:: Task to complete ::
Go through the data below. List every line that holds the word "Internationella".

:: Records for the exercise ::
--*--
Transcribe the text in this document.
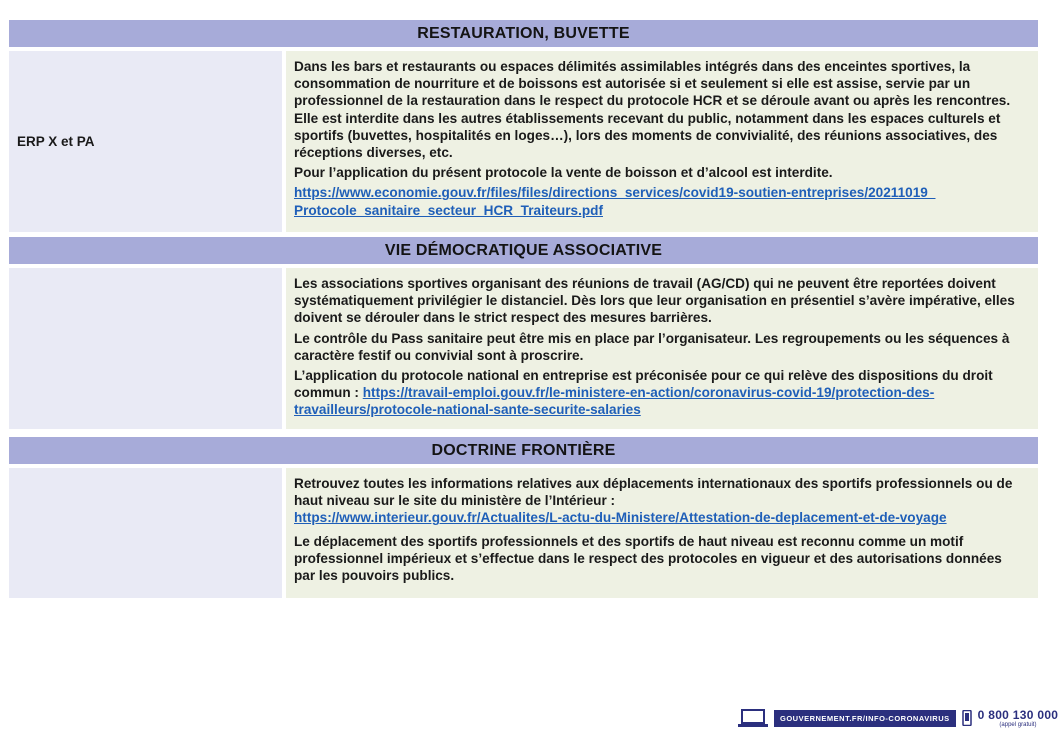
RESTAURATION, BUVETTE
ERP X et PA

Dans les bars et restaurants ou espaces délimités assimilables intégrés dans des enceintes sportives, la consommation de nourriture et de boissons est autorisée si et seulement si elle est assise, servie par un professionnel de la restauration dans le respect du protocole HCR et se déroule avant ou après les rencontres. Elle est interdite dans les autres établissements recevant du public, notamment dans les espaces culturels et sportifs (buvettes, hospitalités en loges…), lors des moments de convivialité, des réunions associatives, des réceptions diverses, etc.

Pour l’application du présent protocole la vente de boisson et d’alcool est interdite.

https://www.economie.gouv.fr/files/files/directions_services/covid19-soutien-entreprises/20211019_ Protocole_sanitaire_secteur_HCR_Traiteurs.pdf

VIE DÉMOCRATIQUE ASSOCIATIVE

Les associations sportives organisant des réunions de travail (AG/CD) qui ne peuvent être reportées doivent systématiquement privilégier le distanciel. Dès lors que leur organisation en présentiel s’avère impérative, elles doivent se dérouler dans le strict respect des mesures barrières.

Le contrôle du Pass sanitaire peut être mis en place par l’organisateur. Les regroupements ou les séquences à caractère festif ou convivial sont à proscrire.

L’application du protocole national en entreprise est préconisée pour ce qui relève des dispositions du droit commun : https://travail-emploi.gouv.fr/le-ministere-en-action/coronavirus-covid-19/protection-des-travailleurs/protocole-national-sante-securite-salaries

DOCTRINE FRONTIÈRE

Retrouvez toutes les informations relatives aux déplacements internationaux des sportifs professionnels ou de haut niveau sur le site du ministère de l’Intérieur :

https://www.interieur.gouv.fr/Actualites/L-actu-du-Ministere/Attestation-de-deplacement-et-de-voyage

Le déplacement des sportifs professionnels et des sportifs de haut niveau est reconnu comme un motif professionnel impérieux et s’effectue dans le respect des protocoles en vigueur et des autorisations données par les pouvoirs publics.

GOUVERNEMENT.FR/INFO-CORONAVIRUS	0 800 130 000
(appel gratuit)
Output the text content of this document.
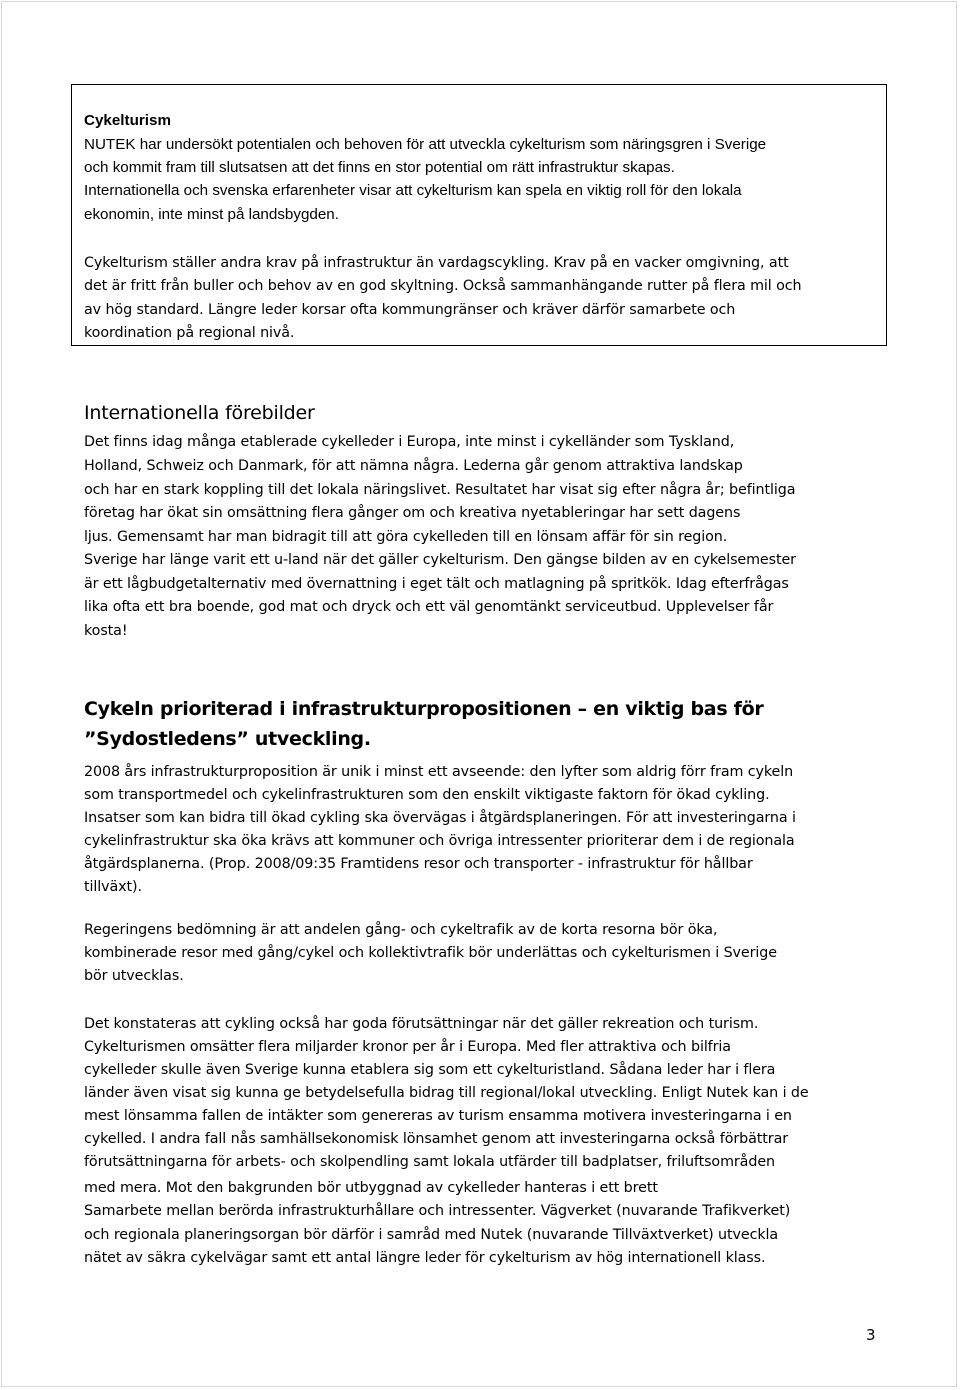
Cykelturism
NUTEK har undersökt potentialen och behoven för att utveckla cykelturism som näringsgren i Sverige
och kommit fram till slutsatsen att det finns en stor potential om rätt infrastruktur skapas.
Internationella och svenska erfarenheter visar att cykelturism kan spela en viktig roll för den lokala
ekonomin, inte minst på landsbygden.
Cykelturism ställer andra krav på infrastruktur än vardagscykling. Krav på en vacker omgivning, att
det är fritt från buller och behov av en god skyltning. Också sammanhängande rutter på flera mil och
av hög standard. Längre leder korsar ofta kommungränser och kräver därför samarbete och
koordination på regional nivå.
Internationella förebilder
Det finns idag många etablerade cykelleder i Europa, inte minst i cykelländer som Tyskland,
Holland, Schweiz och Danmark, för att nämna några. Lederna går genom attraktiva landskap
och har en stark koppling till det lokala näringslivet. Resultatet har visat sig efter några år; befintliga
företag har ökat sin omsättning flera gånger om och kreativa nyetableringar har sett dagens
ljus. Gemensamt har man bidragit till att göra cykelleden till en lönsam affär för sin region.
Sverige har länge varit ett u-land när det gäller cykelturism. Den gängse bilden av en cykelsemester
är ett lågbudgetalternativ med övernattning i eget tält och matlagning på spritkök. Idag efterfrågas
lika ofta ett bra boende, god mat och dryck och ett väl genomtänkt serviceutbud. Upplevelser får
kosta!
Cykeln prioriterad i infrastrukturpropositionen – en viktig bas för
”Sydostledens” utveckling.
2008 års infrastrukturproposition är unik i minst ett avseende: den lyfter som aldrig förr fram cykeln
som transportmedel och cykelinfrastrukturen som den enskilt viktigaste faktorn för ökad cykling.
Insatser som kan bidra till ökad cykling ska övervägas i åtgärdsplaneringen. För att investeringarna i
cykelinfrastruktur ska öka krävs att kommuner och övriga intressenter prioriterar dem i de regionala
åtgärdsplanerna. (Prop. 2008/09:35 Framtidens resor och transporter - infrastruktur för hållbar
tillväxt).
Regeringens bedömning är att andelen gång- och cykeltrafik av de korta resorna bör öka,
kombinerade resor med gång/cykel och kollektivtrafik bör underlättas och cykelturismen i Sverige
bör utvecklas.
Det konstateras att cykling också har goda förutsättningar när det gäller rekreation och turism.
Cykelturismen omsätter flera miljarder kronor per år i Europa. Med fler attraktiva och bilfria
cykelleder skulle även Sverige kunna etablera sig som ett cykelturistland. Sådana leder har i flera
länder även visat sig kunna ge betydelsefulla bidrag till regional/lokal utveckling. Enligt Nutek kan i de
mest lönsamma fallen de intäkter som genereras av turism ensamma motivera investeringarna i en
cykelled. I andra fall nås samhällsekonomisk lönsamhet genom att investeringarna också förbättrar
förutsättningarna för arbets- och skolpendling samt lokala utfärder till badplatser, friluftsområden
med mera. Mot den bakgrunden bör utbyggnad av cykelleder hanteras i ett brett
Samarbete mellan berörda infrastrukturhållare och intressenter. Vägverket (nuvarande Trafikverket)
och regionala planeringsorgan bör därför i samråd med Nutek (nuvarande Tillväxtverket) utveckla
nätet av säkra cykelvägar samt ett antal längre leder för cykelturism av hög internationell klass.
3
--*--
:: Exercise result ::
Internationella och svenska erfarenheter visar att cykelturism kan spela en viktig roll för den lokala
Internationella förebilder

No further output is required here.